__Raw data__.
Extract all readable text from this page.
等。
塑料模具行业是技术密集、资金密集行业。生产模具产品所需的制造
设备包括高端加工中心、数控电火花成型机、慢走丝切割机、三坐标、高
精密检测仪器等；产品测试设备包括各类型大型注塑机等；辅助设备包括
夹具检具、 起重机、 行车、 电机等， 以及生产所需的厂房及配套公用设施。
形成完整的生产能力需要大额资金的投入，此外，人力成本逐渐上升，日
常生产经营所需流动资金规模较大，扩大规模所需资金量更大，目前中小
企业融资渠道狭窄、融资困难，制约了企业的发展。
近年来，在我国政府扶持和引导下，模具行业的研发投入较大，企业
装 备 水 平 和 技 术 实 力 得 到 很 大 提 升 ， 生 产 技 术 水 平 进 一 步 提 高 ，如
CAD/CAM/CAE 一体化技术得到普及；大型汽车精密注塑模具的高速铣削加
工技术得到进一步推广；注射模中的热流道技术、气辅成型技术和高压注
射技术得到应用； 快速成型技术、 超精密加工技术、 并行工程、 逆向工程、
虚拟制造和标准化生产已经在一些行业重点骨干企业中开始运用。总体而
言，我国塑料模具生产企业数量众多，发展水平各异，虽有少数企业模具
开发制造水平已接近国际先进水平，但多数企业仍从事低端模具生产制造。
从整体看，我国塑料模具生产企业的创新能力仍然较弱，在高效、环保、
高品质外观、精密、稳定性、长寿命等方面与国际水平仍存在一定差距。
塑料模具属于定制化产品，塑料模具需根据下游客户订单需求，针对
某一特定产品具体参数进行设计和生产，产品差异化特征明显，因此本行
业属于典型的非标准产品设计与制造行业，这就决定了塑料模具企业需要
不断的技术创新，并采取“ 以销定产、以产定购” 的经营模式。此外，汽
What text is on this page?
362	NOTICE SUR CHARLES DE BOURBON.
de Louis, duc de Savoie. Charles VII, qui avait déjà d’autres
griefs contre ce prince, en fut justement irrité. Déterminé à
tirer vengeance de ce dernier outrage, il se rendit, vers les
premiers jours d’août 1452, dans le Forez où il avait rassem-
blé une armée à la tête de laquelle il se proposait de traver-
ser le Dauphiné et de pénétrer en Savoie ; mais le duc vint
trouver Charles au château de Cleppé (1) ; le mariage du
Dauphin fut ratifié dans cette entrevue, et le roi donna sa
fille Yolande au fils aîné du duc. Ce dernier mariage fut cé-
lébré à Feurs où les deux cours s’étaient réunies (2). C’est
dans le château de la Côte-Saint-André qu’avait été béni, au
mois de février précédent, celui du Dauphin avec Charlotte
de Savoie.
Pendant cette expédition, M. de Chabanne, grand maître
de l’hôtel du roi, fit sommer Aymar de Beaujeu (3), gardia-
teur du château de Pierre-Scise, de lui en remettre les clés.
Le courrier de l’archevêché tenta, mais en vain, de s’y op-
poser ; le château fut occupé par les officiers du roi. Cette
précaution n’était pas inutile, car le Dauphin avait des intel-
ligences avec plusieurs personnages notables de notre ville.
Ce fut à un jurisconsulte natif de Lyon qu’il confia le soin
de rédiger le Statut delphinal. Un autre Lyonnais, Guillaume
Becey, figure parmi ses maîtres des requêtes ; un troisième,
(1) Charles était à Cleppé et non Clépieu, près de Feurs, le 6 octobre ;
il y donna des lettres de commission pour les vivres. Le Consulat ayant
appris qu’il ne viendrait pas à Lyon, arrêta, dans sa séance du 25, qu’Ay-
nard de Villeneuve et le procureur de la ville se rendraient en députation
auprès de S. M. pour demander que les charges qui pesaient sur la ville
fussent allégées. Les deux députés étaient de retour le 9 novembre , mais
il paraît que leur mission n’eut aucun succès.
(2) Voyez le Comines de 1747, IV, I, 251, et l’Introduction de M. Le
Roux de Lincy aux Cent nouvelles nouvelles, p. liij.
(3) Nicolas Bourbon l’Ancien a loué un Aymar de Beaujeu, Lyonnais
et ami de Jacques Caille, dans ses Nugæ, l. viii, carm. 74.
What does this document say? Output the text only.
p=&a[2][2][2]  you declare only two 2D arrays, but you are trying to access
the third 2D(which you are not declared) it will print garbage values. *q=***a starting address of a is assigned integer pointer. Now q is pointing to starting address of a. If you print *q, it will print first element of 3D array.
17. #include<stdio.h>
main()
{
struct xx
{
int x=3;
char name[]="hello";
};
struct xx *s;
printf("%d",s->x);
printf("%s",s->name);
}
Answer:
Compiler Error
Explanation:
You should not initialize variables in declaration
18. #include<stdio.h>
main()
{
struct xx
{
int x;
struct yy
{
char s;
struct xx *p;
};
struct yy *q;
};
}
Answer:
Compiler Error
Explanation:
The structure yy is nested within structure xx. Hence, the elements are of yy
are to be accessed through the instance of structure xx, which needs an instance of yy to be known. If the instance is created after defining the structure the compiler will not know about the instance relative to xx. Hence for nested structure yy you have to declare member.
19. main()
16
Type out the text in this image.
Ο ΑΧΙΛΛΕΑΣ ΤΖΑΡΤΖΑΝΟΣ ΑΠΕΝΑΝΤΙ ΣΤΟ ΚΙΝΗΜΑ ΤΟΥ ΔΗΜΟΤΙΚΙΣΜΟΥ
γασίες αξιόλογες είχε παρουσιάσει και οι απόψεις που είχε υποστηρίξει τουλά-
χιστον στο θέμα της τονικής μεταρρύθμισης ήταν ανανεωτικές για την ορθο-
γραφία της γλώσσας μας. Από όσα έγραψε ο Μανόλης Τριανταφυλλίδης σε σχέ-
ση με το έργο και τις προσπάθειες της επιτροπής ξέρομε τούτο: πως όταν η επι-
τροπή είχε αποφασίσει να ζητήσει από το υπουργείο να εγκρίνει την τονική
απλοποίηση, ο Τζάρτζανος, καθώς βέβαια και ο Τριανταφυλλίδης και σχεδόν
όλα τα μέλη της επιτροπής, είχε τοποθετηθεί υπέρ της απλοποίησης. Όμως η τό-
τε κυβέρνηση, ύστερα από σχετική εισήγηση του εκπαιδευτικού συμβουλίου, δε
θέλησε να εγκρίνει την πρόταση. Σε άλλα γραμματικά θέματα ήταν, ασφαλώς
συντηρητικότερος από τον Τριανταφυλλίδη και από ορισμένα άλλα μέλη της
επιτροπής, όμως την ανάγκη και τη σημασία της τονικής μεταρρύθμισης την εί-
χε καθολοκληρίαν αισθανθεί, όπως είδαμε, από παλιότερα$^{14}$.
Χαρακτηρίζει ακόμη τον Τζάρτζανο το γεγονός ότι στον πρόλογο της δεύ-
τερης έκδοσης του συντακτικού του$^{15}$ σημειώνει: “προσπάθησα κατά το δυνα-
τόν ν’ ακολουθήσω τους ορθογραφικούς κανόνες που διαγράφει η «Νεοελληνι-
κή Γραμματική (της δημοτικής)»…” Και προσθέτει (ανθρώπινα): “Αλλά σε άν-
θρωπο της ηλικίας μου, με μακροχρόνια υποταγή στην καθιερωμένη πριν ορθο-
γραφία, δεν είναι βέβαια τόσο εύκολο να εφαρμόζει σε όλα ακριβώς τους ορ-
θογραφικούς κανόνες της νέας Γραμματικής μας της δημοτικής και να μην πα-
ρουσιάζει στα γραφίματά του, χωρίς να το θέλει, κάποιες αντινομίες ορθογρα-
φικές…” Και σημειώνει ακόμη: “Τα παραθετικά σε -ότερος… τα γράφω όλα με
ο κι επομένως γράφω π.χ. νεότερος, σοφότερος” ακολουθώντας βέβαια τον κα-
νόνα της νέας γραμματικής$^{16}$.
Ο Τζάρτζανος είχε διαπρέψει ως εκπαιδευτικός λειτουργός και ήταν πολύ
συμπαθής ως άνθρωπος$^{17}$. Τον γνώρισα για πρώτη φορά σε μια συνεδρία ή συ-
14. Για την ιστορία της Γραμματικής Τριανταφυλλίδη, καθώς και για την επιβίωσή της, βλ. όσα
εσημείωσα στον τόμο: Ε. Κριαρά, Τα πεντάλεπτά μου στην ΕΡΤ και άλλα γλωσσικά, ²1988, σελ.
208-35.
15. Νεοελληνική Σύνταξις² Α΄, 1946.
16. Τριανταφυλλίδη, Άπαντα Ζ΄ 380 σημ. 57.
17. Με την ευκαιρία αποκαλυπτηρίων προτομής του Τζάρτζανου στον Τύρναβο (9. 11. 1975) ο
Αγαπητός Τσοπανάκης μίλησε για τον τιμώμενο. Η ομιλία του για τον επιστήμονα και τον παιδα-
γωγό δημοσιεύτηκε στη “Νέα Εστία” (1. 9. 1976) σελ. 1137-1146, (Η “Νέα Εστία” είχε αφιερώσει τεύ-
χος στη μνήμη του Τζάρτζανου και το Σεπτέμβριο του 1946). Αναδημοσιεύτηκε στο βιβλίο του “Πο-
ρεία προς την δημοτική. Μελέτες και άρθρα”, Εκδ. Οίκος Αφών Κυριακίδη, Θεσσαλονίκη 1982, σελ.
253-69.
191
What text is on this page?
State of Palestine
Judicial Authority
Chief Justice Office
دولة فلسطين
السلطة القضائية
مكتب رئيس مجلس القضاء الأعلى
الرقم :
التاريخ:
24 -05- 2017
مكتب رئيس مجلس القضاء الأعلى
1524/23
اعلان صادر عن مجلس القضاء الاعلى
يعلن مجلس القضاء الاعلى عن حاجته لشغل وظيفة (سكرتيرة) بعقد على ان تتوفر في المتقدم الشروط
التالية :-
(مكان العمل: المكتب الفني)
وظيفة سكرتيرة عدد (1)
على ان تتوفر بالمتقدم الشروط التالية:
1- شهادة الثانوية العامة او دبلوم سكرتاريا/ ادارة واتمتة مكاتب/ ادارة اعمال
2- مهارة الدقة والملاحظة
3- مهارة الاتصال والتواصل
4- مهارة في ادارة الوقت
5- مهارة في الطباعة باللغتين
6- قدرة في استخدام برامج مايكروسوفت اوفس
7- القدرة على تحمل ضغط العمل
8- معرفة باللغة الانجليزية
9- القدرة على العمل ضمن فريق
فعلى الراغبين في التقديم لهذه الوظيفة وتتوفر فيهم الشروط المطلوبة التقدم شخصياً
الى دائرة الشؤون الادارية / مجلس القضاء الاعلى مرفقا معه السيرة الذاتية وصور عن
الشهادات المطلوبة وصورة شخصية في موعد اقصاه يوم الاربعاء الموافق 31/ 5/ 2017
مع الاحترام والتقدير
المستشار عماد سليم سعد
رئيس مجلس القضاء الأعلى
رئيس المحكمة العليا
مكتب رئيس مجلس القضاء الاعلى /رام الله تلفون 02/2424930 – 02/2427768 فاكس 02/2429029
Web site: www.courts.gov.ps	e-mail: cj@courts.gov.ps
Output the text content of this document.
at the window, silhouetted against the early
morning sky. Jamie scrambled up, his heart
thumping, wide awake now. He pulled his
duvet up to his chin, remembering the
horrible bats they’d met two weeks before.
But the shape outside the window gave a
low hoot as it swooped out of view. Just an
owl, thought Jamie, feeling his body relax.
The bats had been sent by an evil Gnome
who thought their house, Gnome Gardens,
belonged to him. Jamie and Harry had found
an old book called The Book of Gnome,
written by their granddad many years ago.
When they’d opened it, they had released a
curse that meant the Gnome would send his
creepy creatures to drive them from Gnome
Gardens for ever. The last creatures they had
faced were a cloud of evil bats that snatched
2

__Aim of the exercise__.
Could you give again exactly the lines from the line containing "Output the text content of this document." through the final line of the data above, and no others?

__Exercise response__.
Output the text content of this document.
at the window, silhouetted against the early
morning sky. Jamie scrambled up, his heart
thumping, wide awake now. He pulled his
duvet up to his chin, remembering the
horrible bats they’d met two weeks before.
But the shape outside the window gave a
low hoot as it swooped out of view. Just an
owl, thought Jamie, feeling his body relax.
The bats had been sent by an evil Gnome
who thought their house, Gnome Gardens,
belonged to him. Jamie and Harry had found
an old book called The Book of Gnome,
written by their granddad many years ago.
When they’d opened it, they had released a
curse that meant the Gnome would send his
creepy creatures to drive them from Gnome
Gardens for ever. The last creatures they had
faced were a cloud of evil bats that snatched
2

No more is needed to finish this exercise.